§ Required task
Collect all lines from the records below that include the word "just".

┌─ Dataset excerpts

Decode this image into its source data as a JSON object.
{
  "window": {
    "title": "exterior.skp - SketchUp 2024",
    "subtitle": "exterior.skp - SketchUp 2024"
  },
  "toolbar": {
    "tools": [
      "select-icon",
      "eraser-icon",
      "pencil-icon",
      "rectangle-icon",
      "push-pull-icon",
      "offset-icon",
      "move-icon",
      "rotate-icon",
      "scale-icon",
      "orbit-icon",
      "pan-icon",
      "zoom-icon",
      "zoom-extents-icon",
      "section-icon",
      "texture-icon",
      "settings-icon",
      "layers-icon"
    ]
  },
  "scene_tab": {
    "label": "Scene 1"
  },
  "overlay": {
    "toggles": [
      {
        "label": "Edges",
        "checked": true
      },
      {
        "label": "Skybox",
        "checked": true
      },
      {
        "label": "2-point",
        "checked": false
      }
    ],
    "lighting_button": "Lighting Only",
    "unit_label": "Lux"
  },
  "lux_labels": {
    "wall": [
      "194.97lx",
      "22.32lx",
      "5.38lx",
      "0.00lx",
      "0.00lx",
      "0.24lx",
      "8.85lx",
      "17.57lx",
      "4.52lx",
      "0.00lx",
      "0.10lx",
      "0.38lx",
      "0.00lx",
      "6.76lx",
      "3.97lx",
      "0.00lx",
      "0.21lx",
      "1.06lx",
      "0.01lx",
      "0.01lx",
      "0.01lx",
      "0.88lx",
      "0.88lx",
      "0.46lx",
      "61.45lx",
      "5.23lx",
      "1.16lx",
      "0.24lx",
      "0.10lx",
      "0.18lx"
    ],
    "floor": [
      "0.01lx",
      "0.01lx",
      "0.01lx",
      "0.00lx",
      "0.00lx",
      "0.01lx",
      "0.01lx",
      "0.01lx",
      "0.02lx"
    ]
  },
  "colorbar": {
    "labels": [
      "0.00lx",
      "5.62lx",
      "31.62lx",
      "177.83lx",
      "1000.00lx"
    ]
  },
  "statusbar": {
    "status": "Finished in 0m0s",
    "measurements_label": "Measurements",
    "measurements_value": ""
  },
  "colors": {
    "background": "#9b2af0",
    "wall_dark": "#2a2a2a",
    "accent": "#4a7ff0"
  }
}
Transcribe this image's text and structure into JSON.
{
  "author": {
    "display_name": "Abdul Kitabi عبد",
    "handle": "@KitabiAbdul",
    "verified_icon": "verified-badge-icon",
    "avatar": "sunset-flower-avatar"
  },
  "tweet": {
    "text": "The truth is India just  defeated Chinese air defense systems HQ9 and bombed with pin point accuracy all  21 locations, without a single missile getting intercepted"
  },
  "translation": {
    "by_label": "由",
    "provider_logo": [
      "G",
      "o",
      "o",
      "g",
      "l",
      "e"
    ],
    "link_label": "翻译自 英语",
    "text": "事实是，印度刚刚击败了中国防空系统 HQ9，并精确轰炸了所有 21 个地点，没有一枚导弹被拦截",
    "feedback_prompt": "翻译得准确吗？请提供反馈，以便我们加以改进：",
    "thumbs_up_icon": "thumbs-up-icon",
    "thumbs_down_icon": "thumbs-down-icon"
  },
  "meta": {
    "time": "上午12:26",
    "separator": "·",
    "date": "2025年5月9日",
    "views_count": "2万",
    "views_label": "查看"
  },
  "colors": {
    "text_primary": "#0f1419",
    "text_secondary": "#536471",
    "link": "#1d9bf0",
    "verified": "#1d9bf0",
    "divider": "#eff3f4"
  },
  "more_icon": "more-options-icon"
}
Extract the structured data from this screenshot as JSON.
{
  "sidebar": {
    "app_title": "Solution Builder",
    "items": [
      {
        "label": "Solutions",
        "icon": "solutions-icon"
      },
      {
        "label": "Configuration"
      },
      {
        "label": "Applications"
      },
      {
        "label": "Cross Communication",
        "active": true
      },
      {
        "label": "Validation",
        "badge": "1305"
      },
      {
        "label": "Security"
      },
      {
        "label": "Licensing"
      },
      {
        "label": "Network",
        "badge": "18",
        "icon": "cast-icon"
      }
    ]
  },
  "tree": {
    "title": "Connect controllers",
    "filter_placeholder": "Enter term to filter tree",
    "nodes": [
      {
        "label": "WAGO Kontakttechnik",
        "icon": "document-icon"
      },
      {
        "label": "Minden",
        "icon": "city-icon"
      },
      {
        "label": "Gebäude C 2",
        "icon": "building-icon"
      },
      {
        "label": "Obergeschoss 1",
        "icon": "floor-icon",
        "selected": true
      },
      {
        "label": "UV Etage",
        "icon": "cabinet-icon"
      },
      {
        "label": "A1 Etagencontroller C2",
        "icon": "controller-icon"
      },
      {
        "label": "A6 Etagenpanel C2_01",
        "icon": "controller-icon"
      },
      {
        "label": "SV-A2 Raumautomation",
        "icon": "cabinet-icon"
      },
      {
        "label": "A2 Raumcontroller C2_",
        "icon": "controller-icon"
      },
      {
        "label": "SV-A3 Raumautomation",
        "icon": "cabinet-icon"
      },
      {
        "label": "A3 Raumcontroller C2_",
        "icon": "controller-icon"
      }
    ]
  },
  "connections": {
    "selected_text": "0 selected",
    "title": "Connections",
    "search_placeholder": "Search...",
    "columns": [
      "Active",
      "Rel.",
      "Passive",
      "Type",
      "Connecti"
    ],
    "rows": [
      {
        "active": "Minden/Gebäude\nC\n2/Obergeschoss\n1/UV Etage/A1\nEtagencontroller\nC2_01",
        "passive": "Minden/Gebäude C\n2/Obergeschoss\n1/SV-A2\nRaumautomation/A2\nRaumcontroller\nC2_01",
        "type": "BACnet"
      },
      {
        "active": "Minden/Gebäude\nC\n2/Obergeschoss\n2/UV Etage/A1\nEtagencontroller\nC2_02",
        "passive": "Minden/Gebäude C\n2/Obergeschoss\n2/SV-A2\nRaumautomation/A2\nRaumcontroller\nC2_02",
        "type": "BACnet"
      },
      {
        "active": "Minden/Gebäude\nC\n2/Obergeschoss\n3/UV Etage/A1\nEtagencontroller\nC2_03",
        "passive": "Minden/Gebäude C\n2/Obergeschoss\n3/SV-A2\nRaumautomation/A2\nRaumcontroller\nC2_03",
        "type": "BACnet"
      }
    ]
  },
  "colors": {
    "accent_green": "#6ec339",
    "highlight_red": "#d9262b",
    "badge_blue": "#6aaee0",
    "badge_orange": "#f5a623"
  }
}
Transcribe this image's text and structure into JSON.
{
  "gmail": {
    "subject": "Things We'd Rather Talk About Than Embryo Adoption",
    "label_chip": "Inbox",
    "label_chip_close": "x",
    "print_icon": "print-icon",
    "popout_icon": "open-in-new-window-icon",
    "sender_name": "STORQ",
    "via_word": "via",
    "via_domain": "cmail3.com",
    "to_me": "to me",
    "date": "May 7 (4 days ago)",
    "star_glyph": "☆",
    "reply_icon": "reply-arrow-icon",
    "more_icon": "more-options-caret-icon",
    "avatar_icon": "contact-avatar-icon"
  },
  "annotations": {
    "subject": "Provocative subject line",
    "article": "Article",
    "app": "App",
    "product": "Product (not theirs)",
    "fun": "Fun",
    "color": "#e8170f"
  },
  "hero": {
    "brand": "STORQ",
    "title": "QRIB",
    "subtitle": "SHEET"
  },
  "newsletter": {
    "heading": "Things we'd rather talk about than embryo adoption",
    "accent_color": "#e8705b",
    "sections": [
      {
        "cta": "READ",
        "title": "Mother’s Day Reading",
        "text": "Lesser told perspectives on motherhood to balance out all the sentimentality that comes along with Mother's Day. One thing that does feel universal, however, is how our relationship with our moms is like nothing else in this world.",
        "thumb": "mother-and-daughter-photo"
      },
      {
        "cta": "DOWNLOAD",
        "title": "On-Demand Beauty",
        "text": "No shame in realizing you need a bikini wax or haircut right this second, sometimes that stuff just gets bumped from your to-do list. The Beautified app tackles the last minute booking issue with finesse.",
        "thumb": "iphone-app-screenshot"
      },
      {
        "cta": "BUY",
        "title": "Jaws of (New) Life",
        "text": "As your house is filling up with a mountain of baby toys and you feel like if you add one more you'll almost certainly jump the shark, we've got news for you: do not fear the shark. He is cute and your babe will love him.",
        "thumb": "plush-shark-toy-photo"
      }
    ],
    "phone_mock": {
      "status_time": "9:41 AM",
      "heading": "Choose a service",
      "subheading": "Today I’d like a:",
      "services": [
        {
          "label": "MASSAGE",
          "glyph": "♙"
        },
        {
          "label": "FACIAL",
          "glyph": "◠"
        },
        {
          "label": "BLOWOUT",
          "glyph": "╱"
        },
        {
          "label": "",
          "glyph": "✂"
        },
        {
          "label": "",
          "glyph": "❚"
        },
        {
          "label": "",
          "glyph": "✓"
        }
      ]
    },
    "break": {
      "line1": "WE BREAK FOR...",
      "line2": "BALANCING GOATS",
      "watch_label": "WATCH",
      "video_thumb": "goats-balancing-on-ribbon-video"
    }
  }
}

└─

§ Solution for this exercise
    "text": "The truth is India just  defeated Chinese air defense systems HQ9 and bombed with pin point accuracy all  21 locations, without a single missile getting intercepted"
        "text": "No shame in realizing you need a bikini wax or haircut right this second, sometimes that stuff just gets bumped from your to-do list. The Beautified app tackles the last minute booking issue with finesse.",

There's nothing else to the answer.